*Material to process*.
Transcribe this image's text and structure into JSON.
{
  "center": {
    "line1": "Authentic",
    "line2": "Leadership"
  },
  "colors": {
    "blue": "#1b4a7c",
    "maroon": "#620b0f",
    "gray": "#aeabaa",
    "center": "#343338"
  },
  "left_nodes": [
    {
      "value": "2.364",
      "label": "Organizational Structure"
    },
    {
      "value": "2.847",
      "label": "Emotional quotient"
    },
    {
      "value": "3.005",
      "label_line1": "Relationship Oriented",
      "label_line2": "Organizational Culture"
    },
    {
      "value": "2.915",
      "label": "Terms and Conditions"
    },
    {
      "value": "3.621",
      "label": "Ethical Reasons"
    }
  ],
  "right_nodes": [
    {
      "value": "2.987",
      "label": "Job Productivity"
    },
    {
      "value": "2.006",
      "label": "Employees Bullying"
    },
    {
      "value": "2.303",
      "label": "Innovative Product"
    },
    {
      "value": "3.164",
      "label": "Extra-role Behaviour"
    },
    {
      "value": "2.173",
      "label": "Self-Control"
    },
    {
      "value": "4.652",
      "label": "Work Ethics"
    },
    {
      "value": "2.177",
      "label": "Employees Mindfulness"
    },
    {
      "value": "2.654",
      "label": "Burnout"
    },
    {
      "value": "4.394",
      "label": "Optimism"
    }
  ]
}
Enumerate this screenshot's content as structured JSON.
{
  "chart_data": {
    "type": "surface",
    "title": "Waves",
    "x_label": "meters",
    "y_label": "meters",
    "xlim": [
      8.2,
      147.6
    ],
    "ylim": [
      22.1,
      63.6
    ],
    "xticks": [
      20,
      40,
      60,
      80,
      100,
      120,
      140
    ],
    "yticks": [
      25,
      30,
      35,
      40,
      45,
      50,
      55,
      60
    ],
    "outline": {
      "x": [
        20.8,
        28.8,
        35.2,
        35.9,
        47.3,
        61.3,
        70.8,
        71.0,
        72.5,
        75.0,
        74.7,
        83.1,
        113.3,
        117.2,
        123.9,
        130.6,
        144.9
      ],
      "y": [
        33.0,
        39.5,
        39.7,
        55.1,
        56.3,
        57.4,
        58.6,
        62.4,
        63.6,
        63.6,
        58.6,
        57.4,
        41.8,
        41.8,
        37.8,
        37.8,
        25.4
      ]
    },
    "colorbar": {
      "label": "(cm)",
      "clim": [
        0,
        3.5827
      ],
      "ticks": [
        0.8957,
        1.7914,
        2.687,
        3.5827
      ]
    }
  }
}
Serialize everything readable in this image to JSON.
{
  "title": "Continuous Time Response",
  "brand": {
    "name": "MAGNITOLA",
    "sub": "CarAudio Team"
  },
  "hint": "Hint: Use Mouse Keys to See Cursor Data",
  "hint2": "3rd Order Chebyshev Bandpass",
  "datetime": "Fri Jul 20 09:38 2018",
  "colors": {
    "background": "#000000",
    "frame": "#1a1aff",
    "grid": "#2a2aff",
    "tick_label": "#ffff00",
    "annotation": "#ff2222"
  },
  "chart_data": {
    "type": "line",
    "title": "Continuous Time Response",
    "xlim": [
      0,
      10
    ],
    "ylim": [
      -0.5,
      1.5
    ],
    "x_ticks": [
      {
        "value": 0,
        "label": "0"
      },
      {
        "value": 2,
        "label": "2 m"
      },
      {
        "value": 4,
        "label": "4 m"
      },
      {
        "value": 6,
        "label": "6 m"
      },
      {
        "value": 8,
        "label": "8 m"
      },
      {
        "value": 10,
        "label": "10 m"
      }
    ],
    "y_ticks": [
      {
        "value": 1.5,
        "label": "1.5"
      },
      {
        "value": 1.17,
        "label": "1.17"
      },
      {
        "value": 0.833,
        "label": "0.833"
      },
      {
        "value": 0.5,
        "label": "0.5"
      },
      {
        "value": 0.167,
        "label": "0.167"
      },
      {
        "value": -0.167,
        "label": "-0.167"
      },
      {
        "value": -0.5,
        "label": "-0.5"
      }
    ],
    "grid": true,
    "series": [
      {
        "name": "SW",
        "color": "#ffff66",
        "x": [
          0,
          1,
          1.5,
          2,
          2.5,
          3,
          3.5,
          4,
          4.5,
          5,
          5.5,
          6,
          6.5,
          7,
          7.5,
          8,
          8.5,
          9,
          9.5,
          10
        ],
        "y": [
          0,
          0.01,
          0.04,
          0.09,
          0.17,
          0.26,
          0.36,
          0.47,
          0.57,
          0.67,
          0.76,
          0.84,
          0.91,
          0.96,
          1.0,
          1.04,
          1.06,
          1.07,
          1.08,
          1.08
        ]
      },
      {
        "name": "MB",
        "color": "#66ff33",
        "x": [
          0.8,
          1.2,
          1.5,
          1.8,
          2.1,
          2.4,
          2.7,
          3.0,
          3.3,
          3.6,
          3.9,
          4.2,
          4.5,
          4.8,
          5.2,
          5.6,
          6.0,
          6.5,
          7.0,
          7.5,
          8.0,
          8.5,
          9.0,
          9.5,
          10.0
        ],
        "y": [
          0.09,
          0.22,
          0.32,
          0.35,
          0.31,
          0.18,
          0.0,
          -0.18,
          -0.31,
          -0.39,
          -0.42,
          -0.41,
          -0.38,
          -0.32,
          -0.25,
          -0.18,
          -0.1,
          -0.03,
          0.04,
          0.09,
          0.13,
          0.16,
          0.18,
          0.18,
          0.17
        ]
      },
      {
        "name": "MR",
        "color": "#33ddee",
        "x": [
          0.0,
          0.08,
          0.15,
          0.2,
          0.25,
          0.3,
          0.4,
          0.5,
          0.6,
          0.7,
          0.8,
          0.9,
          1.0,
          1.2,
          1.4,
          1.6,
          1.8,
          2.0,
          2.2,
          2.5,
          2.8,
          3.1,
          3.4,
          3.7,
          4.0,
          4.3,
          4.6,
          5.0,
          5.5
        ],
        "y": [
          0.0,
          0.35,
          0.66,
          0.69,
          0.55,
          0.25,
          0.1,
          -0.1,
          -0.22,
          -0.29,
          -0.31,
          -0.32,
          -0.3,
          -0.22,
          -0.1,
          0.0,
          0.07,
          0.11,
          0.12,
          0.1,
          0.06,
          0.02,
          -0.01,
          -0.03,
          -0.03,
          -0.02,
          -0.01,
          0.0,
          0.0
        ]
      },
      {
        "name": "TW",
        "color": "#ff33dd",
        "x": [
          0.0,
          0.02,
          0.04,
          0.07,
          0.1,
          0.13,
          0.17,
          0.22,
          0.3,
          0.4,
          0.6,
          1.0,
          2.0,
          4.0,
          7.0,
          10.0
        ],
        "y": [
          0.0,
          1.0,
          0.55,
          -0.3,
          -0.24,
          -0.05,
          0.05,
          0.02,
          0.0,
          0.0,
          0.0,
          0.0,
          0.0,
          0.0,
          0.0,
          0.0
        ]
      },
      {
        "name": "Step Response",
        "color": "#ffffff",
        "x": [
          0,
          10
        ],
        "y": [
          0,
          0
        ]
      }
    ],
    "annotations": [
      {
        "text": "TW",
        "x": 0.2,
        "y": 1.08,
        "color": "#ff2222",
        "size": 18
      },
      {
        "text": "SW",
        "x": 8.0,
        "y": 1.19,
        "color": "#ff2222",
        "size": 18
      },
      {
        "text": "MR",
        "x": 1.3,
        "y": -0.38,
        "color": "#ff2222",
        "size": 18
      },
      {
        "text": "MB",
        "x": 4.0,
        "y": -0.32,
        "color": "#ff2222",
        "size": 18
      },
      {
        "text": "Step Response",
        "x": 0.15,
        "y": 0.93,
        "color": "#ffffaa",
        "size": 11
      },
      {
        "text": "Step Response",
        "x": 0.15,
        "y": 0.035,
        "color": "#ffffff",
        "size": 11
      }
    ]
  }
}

*Prompt*. Retype every record above exactly as it appears.

*Solution to the problem*.
Transcribe this image's text and structure into JSON.
{
  "center": {
    "line1": "Authentic",
    "line2": "Leadership"
  },
  "colors": {
    "blue": "#1b4a7c",
    "maroon": "#620b0f",
    "gray": "#aeabaa",
    "center": "#343338"
  },
  "left_nodes": [
    {
      "value": "2.364",
      "label": "Organizational Structure"
    },
    {
      "value": "2.847",
      "label": "Emotional quotient"
    },
    {
      "value": "3.005",
      "label_line1": "Relationship Oriented",
      "label_line2": "Organizational Culture"
    },
    {
      "value": "2.915",
      "label": "Terms and Conditions"
    },
    {
      "value": "3.621",
      "label": "Ethical Reasons"
    }
  ],
  "right_nodes": [
    {
      "value": "2.987",
      "label": "Job Productivity"
    },
    {
      "value": "2.006",
      "label": "Employees Bullying"
    },
    {
      "value": "2.303",
      "label": "Innovative Product"
    },
    {
      "value": "3.164",
      "label": "Extra-role Behaviour"
    },
    {
      "value": "2.173",
      "label": "Self-Control"
    },
    {
      "value": "4.652",
      "label": "Work Ethics"
    },
    {
      "value": "2.177",
      "label": "Employees Mindfulness"
    },
    {
      "value": "2.654",
      "label": "Burnout"
    },
    {
      "value": "4.394",
      "label": "Optimism"
    }
  ]
}
Enumerate this screenshot's content as structured JSON.
{
  "chart_data": {
    "type": "surface",
    "title": "Waves",
    "x_label": "meters",
    "y_label": "meters",
    "xlim": [
      8.2,
      147.6
    ],
    "ylim": [
      22.1,
      63.6
    ],
    "xticks": [
      20,
      40,
      60,
      80,
      100,
      120,
      140
    ],
    "yticks": [
      25,
      30,
      35,
      40,
      45,
      50,
      55,
      60
    ],
    "outline": {
      "x": [
        20.8,
        28.8,
        35.2,
        35.9,
        47.3,
        61.3,
        70.8,
        71.0,
        72.5,
        75.0,
        74.7,
        83.1,
        113.3,
        117.2,
        123.9,
        130.6,
        144.9
      ],
      "y": [
        33.0,
        39.5,
        39.7,
        55.1,
        56.3,
        57.4,
        58.6,
        62.4,
        63.6,
        63.6,
        58.6,
        57.4,
        41.8,
        41.8,
        37.8,
        37.8,
        25.4
      ]
    },
    "colorbar": {
      "label": "(cm)",
      "clim": [
        0,
        3.5827
      ],
      "ticks": [
        0.8957,
        1.7914,
        2.687,
        3.5827
      ]
    }
  }
}
Serialize everything readable in this image to JSON.
{
  "title": "Continuous Time Response",
  "brand": {
    "name": "MAGNITOLA",
    "sub": "CarAudio Team"
  },
  "hint": "Hint: Use Mouse Keys to See Cursor Data",
  "hint2": "3rd Order Chebyshev Bandpass",
  "datetime": "Fri Jul 20 09:38 2018",
  "colors": {
    "background": "#000000",
    "frame": "#1a1aff",
    "grid": "#2a2aff",
    "tick_label": "#ffff00",
    "annotation": "#ff2222"
  },
  "chart_data": {
    "type": "line",
    "title": "Continuous Time Response",
    "xlim": [
      0,
      10
    ],
    "ylim": [
      -0.5,
      1.5
    ],
    "x_ticks": [
      {
        "value": 0,
        "label": "0"
      },
      {
        "value": 2,
        "label": "2 m"
      },
      {
        "value": 4,
        "label": "4 m"
      },
      {
        "value": 6,
        "label": "6 m"
      },
      {
        "value": 8,
        "label": "8 m"
      },
      {
        "value": 10,
        "label": "10 m"
      }
    ],
    "y_ticks": [
      {
        "value": 1.5,
        "label": "1.5"
      },
      {
        "value": 1.17,
        "label": "1.17"
      },
      {
        "value": 0.833,
        "label": "0.833"
      },
      {
        "value": 0.5,
        "label": "0.5"
      },
      {
        "value": 0.167,
        "label": "0.167"
      },
      {
        "value": -0.167,
        "label": "-0.167"
      },
      {
        "value": -0.5,
        "label": "-0.5"
      }
    ],
    "grid": true,
    "series": [
      {
        "name": "SW",
        "color": "#ffff66",
        "x": [
          0,
          1,
          1.5,
          2,
          2.5,
          3,
          3.5,
          4,
          4.5,
          5,
          5.5,
          6,
          6.5,
          7,
          7.5,
          8,
          8.5,
          9,
          9.5,
          10
        ],
        "y": [
          0,
          0.01,
          0.04,
          0.09,
          0.17,
          0.26,
          0.36,
          0.47,
          0.57,
          0.67,
          0.76,
          0.84,
          0.91,
          0.96,
          1.0,
          1.04,
          1.06,
          1.07,
          1.08,
          1.08
        ]
      },
      {
        "name": "MB",
        "color": "#66ff33",
        "x": [
          0.8,
          1.2,
          1.5,
          1.8,
          2.1,
          2.4,
          2.7,
          3.0,
          3.3,
          3.6,
          3.9,
          4.2,
          4.5,
          4.8,
          5.2,
          5.6,
          6.0,
          6.5,
          7.0,
          7.5,
          8.0,
          8.5,
          9.0,
          9.5,
          10.0
        ],
        "y": [
          0.09,
          0.22,
          0.32,
          0.35,
          0.31,
          0.18,
          0.0,
          -0.18,
          -0.31,
          -0.39,
          -0.42,
          -0.41,
          -0.38,
          -0.32,
          -0.25,
          -0.18,
          -0.1,
          -0.03,
          0.04,
          0.09,
          0.13,
          0.16,
          0.18,
          0.18,
          0.17
        ]
      },
      {
        "name": "MR",
        "color": "#33ddee",
        "x": [
          0.0,
          0.08,
          0.15,
          0.2,
          0.25,
          0.3,
          0.4,
          0.5,
          0.6,
          0.7,
          0.8,
          0.9,
          1.0,
          1.2,
          1.4,
          1.6,
          1.8,
          2.0,
          2.2,
          2.5,
          2.8,
          3.1,
          3.4,
          3.7,
          4.0,
          4.3,
          4.6,
          5.0,
          5.5
        ],
        "y": [
          0.0,
          0.35,
          0.66,
          0.69,
          0.55,
          0.25,
          0.1,
          -0.1,
          -0.22,
          -0.29,
          -0.31,
          -0.32,
          -0.3,
          -0.22,
          -0.1,
          0.0,
          0.07,
          0.11,
          0.12,
          0.1,
          0.06,
          0.02,
          -0.01,
          -0.03,
          -0.03,
          -0.02,
          -0.01,
          0.0,
          0.0
        ]
      },
      {
        "name": "TW",
        "color": "#ff33dd",
        "x": [
          0.0,
          0.02,
          0.04,
          0.07,
          0.1,
          0.13,
          0.17,
          0.22,
          0.3,
          0.4,
          0.6,
          1.0,
          2.0,
          4.0,
          7.0,
          10.0
        ],
        "y": [
          0.0,
          1.0,
          0.55,
          -0.3,
          -0.24,
          -0.05,
          0.05,
          0.02,
          0.0,
          0.0,
          0.0,
          0.0,
          0.0,
          0.0,
          0.0,
          0.0
        ]
      },
      {
        "name": "Step Response",
        "color": "#ffffff",
        "x": [
          0,
          10
        ],
        "y": [
          0,
          0
        ]
      }
    ],
    "annotations": [
      {
        "text": "TW",
        "x": 0.2,
        "y": 1.08,
        "color": "#ff2222",
        "size": 18
      },
      {
        "text": "SW",
        "x": 8.0,
        "y": 1.19,
        "color": "#ff2222",
        "size": 18
      },
      {
        "text": "MR",
        "x": 1.3,
        "y": -0.38,
        "color": "#ff2222",
        "size": 18
      },
      {
        "text": "MB",
        "x": 4.0,
        "y": -0.32,
        "color": "#ff2222",
        "size": 18
      },
      {
        "text": "Step Response",
        "x": 0.15,
        "y": 0.93,
        "color": "#ffffaa",
        "size": 11
      },
      {
        "text": "Step Response",
        "x": 0.15,
        "y": 0.035,
        "color": "#ffffff",
        "size": 11
      }
    ]
  }
}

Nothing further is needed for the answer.